Short exercise: Lines that hold the word "race" should be located and copied.

_ _ _ _

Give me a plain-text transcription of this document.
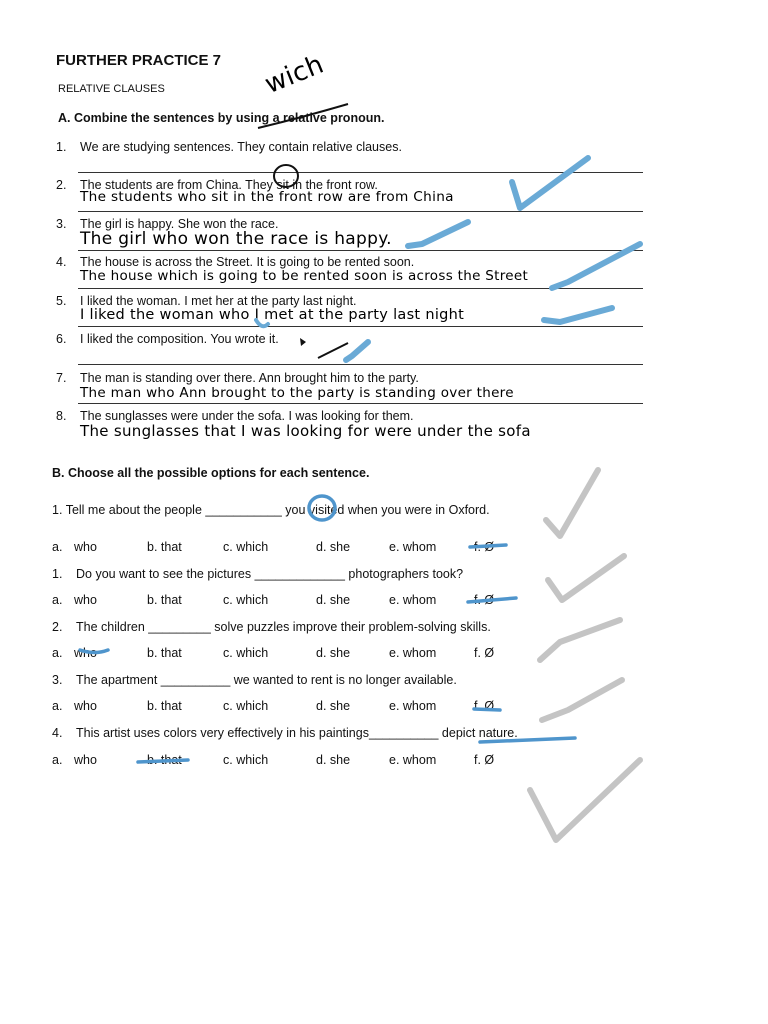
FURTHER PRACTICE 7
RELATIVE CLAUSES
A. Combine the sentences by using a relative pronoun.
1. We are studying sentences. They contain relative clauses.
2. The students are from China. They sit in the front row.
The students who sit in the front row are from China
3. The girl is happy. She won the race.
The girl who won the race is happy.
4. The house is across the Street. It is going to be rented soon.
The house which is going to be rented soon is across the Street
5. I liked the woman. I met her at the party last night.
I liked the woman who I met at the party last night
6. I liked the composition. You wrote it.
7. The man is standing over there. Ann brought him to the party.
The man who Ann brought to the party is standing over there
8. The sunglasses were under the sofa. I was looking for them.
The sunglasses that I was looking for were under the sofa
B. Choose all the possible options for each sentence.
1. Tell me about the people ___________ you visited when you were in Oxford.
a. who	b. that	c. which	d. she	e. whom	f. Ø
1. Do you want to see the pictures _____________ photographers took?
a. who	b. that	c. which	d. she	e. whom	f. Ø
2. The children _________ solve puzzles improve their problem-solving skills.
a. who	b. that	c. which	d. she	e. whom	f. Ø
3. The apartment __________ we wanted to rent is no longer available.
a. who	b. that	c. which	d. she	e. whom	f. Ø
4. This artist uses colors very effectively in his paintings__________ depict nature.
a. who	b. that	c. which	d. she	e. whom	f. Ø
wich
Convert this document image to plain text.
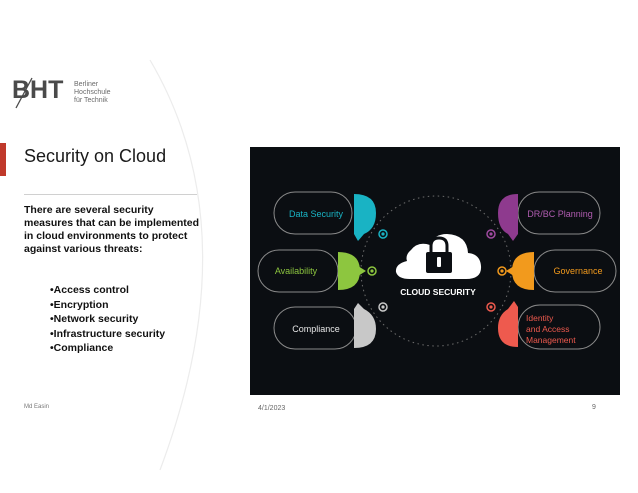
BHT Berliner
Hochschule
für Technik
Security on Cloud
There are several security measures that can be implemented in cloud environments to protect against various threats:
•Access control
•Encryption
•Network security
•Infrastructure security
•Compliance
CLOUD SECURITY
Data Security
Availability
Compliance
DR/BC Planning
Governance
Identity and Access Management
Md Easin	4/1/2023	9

_ _ _ _

Written reply:
3. The girl is happy. She won the race.
The girl who won the race is happy.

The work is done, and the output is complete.